GIVEN DATA>

------------------------------------------------------------------------

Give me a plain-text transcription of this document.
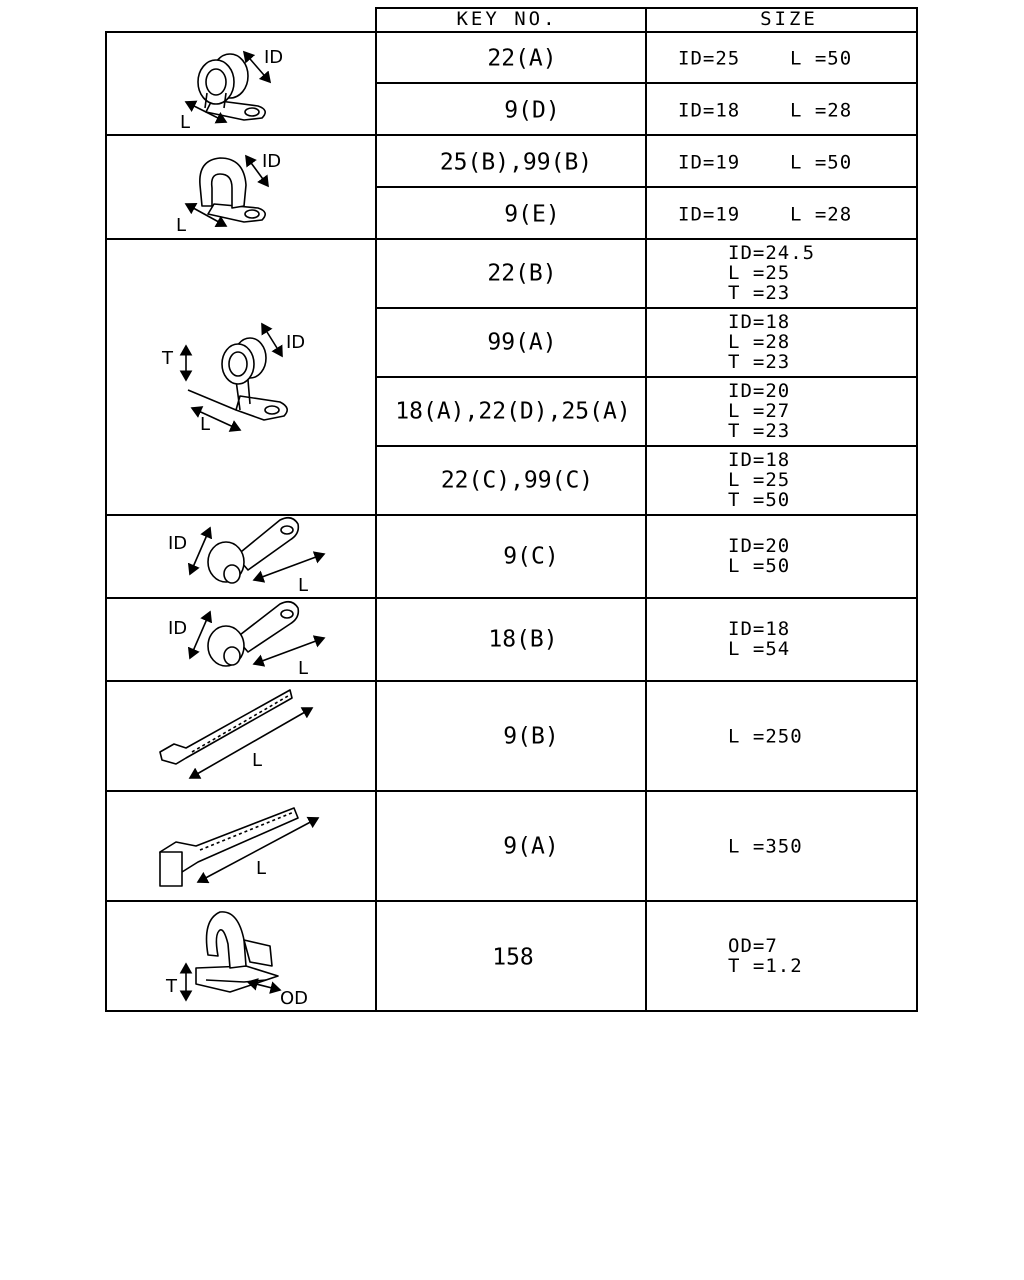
KEY NO.	SIZE
22(A)
9(D)
25(B),99(B)
9(E)
22(B)
99(A)
18(A),22(D),25(A)
22(C),99(C)
9(C)
18(B)
9(B)
9(A)
158
ID=25    L =50
ID=18    L =28
ID=19    L =50
ID=19    L =28
ID=24.5
L =25
T =23
ID=18
L =28
T =23
ID=20
L =27
T =23
ID=18
L =25
T =50
ID=20
L =50
ID=18
L =54
L =250
L =350
OD=7
T =1.2
ID
L
ID
L
ID
T
L
ID
L
ID
L
L
L
T
OD
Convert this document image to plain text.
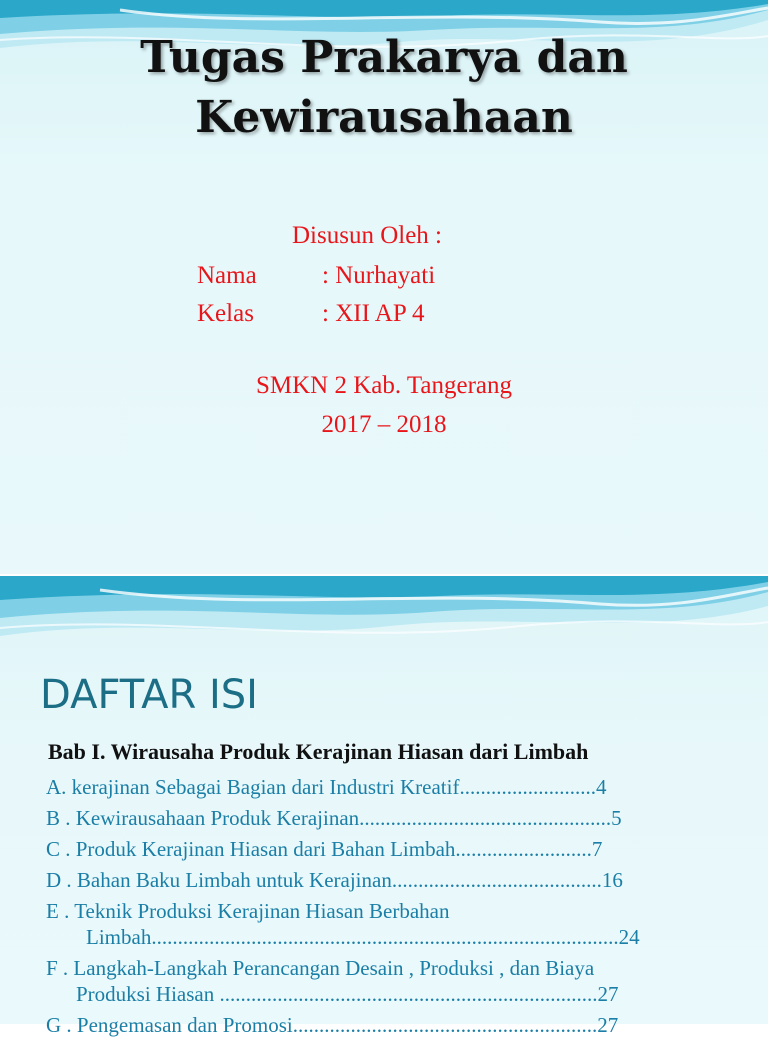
Tugas Prakarya dan
Kewirausahaan
Disusun Oleh :
Nama	: Nurhayati
Kelas	: XII AP 4
SMKN 2 Kab. Tangerang
2017 – 2018
DAFTAR ISI
Bab I. Wirausaha Produk Kerajinan Hiasan dari Limbah
A. kerajinan Sebagai Bagian dari Industri Kreatif..........................4
B . Kewirausahaan Produk Kerajinan................................................5
C . Produk Kerajinan Hiasan dari Bahan Limbah..........................7
D . Bahan Baku Limbah untuk Kerajinan........................................16
E . Teknik Produksi Kerajinan Hiasan Berbahan
Limbah.........................................................................................24
F . Langkah-Langkah Perancangan Desain , Produksi , dan Biaya
Produksi Hiasan ........................................................................27
G . Pengemasan dan Promosi..........................................................27
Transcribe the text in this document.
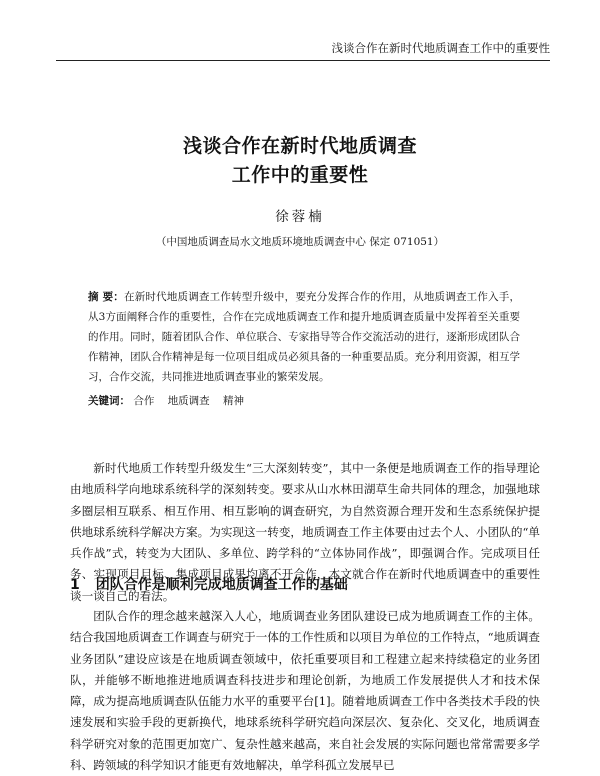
浅谈合作在新时代地质调查工作中的重要性
浅谈合作在新时代地质调查
工作中的重要性
徐蓉楠
（中国地质调查局水文地质环境地质调查中心 保定 071051）
摘 要：在新时代地质调查工作转型升级中，要充分发挥合作的作用，从地质调查工作入手，从3方面阐释合作的重要性，合作在完成地质调查工作和提升地质调查质量中发挥着至关重要的作用。同时，随着团队合作、单位联合、专家指导等合作交流活动的进行，逐渐形成团队合作精神，团队合作精神是每一位项目组成员必须具备的一种重要品质。充分利用资源，相互学习，合作交流，共同推进地质调查事业的繁荣发展。
关键词： 合作 地质调查 精神
新时代地质工作转型升级发生“三大深刻转变”，其中一条便是地质调查工作的指导理论由地质科学向地球系统科学的深刻转变。要求从山水林田湖草生命共同体的理念，加强地球多圈层相互联系、相互作用、相互影响的调查研究，为自然资源合理开发和生态系统保护提供地球系统科学解决方案。为实现这一转变，地质调查工作主体要由过去个人、小团队的“单兵作战”式，转变为大团队、多单位、跨学科的“立体协同作战”，即强调合作。完成项目任务、实现项目目标、集成项目成果均离不开合作，本文就合作在新时代地质调查中的重要性谈一谈自己的看法。
1 团队合作是顺利完成地质调查工作的基础
团队合作的理念越来越深入人心，地质调查业务团队建设已成为地质调查工作的主体。结合我国地质调查工作调查与研究于一体的工作性质和以项目为单位的工作特点，“地质调查业务团队”建设应该是在地质调查领域中，依托重要项目和工程建立起来持续稳定的业务团队，并能够不断地推进地质调查科技进步和理论创新，为地质工作发展提供人才和技术保障，成为提高地质调查队伍能力水平的重要平台[1]。随着地质调查工作中各类技术手段的快速发展和实验手段的更新换代，地球系统科学研究趋向深层次、复杂化、交叉化，地质调查科学研究对象的范围更加宽广、复杂性越来越高，来自社会发展的实际问题也常常需要多学科、跨领域的科学知识才能更有效地解决，单学科孤立发展早已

------------------------------------------------------------------------

GIVEN PROBLEM> Check each line of the records for the word "document", and show the lines that contain it.

EXERCISE RESULT>
Give me a plain-text transcription of this document.
Convert this document image to plain text.
Transcribe the text in this document.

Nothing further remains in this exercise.